Beneath this task is a listing; retype all of it exactly.

-------- Records --------

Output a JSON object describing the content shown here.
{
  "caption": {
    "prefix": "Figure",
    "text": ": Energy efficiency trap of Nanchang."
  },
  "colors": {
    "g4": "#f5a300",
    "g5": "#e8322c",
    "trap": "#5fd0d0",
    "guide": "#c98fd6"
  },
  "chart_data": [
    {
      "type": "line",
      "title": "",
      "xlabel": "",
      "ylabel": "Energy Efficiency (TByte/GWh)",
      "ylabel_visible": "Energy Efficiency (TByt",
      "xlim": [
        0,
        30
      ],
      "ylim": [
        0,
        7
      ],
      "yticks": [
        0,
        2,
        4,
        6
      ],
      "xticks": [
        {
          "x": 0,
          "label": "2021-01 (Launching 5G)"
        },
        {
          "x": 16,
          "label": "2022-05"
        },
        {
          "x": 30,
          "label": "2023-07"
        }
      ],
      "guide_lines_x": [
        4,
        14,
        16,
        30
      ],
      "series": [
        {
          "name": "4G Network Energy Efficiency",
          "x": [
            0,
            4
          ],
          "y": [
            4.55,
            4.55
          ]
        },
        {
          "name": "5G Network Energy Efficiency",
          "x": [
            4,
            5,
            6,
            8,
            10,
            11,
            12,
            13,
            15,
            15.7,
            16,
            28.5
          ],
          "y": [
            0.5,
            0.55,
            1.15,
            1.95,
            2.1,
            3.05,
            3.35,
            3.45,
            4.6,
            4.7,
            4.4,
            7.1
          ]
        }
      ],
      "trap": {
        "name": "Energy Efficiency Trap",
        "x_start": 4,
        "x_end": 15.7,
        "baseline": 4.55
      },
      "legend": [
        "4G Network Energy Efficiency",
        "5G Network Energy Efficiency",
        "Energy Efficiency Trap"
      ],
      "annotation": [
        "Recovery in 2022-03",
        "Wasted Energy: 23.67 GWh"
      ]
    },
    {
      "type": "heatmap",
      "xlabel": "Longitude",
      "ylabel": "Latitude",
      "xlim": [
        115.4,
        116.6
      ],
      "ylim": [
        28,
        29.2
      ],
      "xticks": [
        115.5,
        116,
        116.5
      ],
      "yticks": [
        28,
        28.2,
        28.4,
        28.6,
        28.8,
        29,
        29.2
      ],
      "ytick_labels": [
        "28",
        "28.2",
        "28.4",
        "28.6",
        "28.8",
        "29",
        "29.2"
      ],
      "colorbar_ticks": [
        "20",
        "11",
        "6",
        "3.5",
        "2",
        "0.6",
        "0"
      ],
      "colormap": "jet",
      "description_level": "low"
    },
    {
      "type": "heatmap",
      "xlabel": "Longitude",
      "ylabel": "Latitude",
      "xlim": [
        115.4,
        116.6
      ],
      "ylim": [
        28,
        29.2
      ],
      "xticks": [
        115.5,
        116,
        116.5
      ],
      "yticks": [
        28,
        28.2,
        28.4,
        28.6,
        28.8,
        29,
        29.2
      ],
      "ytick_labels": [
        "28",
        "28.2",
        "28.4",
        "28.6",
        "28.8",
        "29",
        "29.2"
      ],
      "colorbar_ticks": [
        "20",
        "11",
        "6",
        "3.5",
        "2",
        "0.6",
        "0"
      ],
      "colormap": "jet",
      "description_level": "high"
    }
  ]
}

--------

▸ **Output for this task**:
Output a JSON object describing the content shown here.
{
  "caption": {
    "prefix": "Figure",
    "text": ": Energy efficiency trap of Nanchang."
  },
  "colors": {
    "g4": "#f5a300",
    "g5": "#e8322c",
    "trap": "#5fd0d0",
    "guide": "#c98fd6"
  },
  "chart_data": [
    {
      "type": "line",
      "title": "",
      "xlabel": "",
      "ylabel": "Energy Efficiency (TByte/GWh)",
      "ylabel_visible": "Energy Efficiency (TByt",
      "xlim": [
        0,
        30
      ],
      "ylim": [
        0,
        7
      ],
      "yticks": [
        0,
        2,
        4,
        6
      ],
      "xticks": [
        {
          "x": 0,
          "label": "2021-01 (Launching 5G)"
        },
        {
          "x": 16,
          "label": "2022-05"
        },
        {
          "x": 30,
          "label": "2023-07"
        }
      ],
      "guide_lines_x": [
        4,
        14,
        16,
        30
      ],
      "series": [
        {
          "name": "4G Network Energy Efficiency",
          "x": [
            0,
            4
          ],
          "y": [
            4.55,
            4.55
          ]
        },
        {
          "name": "5G Network Energy Efficiency",
          "x": [
            4,
            5,
            6,
            8,
            10,
            11,
            12,
            13,
            15,
            15.7,
            16,
            28.5
          ],
          "y": [
            0.5,
            0.55,
            1.15,
            1.95,
            2.1,
            3.05,
            3.35,
            3.45,
            4.6,
            4.7,
            4.4,
            7.1
          ]
        }
      ],
      "trap": {
        "name": "Energy Efficiency Trap",
        "x_start": 4,
        "x_end": 15.7,
        "baseline": 4.55
      },
      "legend": [
        "4G Network Energy Efficiency",
        "5G Network Energy Efficiency",
        "Energy Efficiency Trap"
      ],
      "annotation": [
        "Recovery in 2022-03",
        "Wasted Energy: 23.67 GWh"
      ]
    },
    {
      "type": "heatmap",
      "xlabel": "Longitude",
      "ylabel": "Latitude",
      "xlim": [
        115.4,
        116.6
      ],
      "ylim": [
        28,
        29.2
      ],
      "xticks": [
        115.5,
        116,
        116.5
      ],
      "yticks": [
        28,
        28.2,
        28.4,
        28.6,
        28.8,
        29,
        29.2
      ],
      "ytick_labels": [
        "28",
        "28.2",
        "28.4",
        "28.6",
        "28.8",
        "29",
        "29.2"
      ],
      "colorbar_ticks": [
        "20",
        "11",
        "6",
        "3.5",
        "2",
        "0.6",
        "0"
      ],
      "colormap": "jet",
      "description_level": "low"
    },
    {
      "type": "heatmap",
      "xlabel": "Longitude",
      "ylabel": "Latitude",
      "xlim": [
        115.4,
        116.6
      ],
      "ylim": [
        28,
        29.2
      ],
      "xticks": [
        115.5,
        116,
        116.5
      ],
      "yticks": [
        28,
        28.2,
        28.4,
        28.6,
        28.8,
        29,
        29.2
      ],
      "ytick_labels": [
        "28",
        "28.2",
        "28.4",
        "28.6",
        "28.8",
        "29",
        "29.2"
      ],
      "colorbar_ticks": [
        "20",
        "11",
        "6",
        "3.5",
        "2",
        "0.6",
        "0"
      ],
      "colormap": "jet",
      "description_level": "high"
    }
  ]
}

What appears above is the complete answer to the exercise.